Given exercise: Output all the data exactly. Pictures do not belong in the copy.

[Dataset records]
^^^^^^^^

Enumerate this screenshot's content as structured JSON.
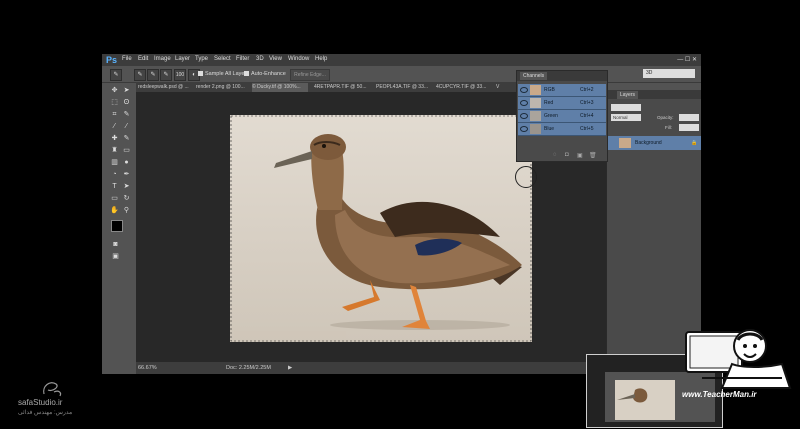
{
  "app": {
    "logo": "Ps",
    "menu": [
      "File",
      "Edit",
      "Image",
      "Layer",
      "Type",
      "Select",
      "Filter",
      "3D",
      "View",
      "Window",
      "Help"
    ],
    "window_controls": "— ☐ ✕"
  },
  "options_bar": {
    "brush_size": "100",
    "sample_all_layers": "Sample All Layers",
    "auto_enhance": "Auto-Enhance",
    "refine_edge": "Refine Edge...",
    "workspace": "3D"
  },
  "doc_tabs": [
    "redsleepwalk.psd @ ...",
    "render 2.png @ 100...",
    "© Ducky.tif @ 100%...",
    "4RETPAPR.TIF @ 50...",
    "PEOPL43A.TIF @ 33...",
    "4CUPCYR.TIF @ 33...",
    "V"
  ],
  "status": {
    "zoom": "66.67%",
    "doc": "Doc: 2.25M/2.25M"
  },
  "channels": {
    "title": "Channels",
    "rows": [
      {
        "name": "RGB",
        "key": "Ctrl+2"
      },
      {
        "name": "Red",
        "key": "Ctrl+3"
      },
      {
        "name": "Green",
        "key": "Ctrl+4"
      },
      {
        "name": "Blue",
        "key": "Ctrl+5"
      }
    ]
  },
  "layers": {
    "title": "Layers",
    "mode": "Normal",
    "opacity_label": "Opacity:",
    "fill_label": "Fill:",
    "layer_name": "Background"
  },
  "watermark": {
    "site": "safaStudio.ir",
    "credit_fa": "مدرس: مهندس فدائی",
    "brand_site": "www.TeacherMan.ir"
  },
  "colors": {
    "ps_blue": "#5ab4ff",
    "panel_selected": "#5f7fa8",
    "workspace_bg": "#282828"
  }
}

^^^^^^^^

Task output:
Enumerate this screenshot's content as structured JSON.
{
  "app": {
    "logo": "Ps",
    "menu": [
      "File",
      "Edit",
      "Image",
      "Layer",
      "Type",
      "Select",
      "Filter",
      "3D",
      "View",
      "Window",
      "Help"
    ],
    "window_controls": "— ☐ ✕"
  },
  "options_bar": {
    "brush_size": "100",
    "sample_all_layers": "Sample All Layers",
    "auto_enhance": "Auto-Enhance",
    "refine_edge": "Refine Edge...",
    "workspace": "3D"
  },
  "doc_tabs": [
    "redsleepwalk.psd @ ...",
    "render 2.png @ 100...",
    "© Ducky.tif @ 100%...",
    "4RETPAPR.TIF @ 50...",
    "PEOPL43A.TIF @ 33...",
    "4CUPCYR.TIF @ 33...",
    "V"
  ],
  "status": {
    "zoom": "66.67%",
    "doc": "Doc: 2.25M/2.25M"
  },
  "channels": {
    "title": "Channels",
    "rows": [
      {
        "name": "RGB",
        "key": "Ctrl+2"
      },
      {
        "name": "Red",
        "key": "Ctrl+3"
      },
      {
        "name": "Green",
        "key": "Ctrl+4"
      },
      {
        "name": "Blue",
        "key": "Ctrl+5"
      }
    ]
  },
  "layers": {
    "title": "Layers",
    "mode": "Normal",
    "opacity_label": "Opacity:",
    "fill_label": "Fill:",
    "layer_name": "Background"
  },
  "watermark": {
    "site": "safaStudio.ir",
    "credit_fa": "مدرس: مهندس فدائی",
    "brand_site": "www.TeacherMan.ir"
  },
  "colors": {
    "ps_blue": "#5ab4ff",
    "panel_selected": "#5f7fa8",
    "workspace_bg": "#282828"
  }
}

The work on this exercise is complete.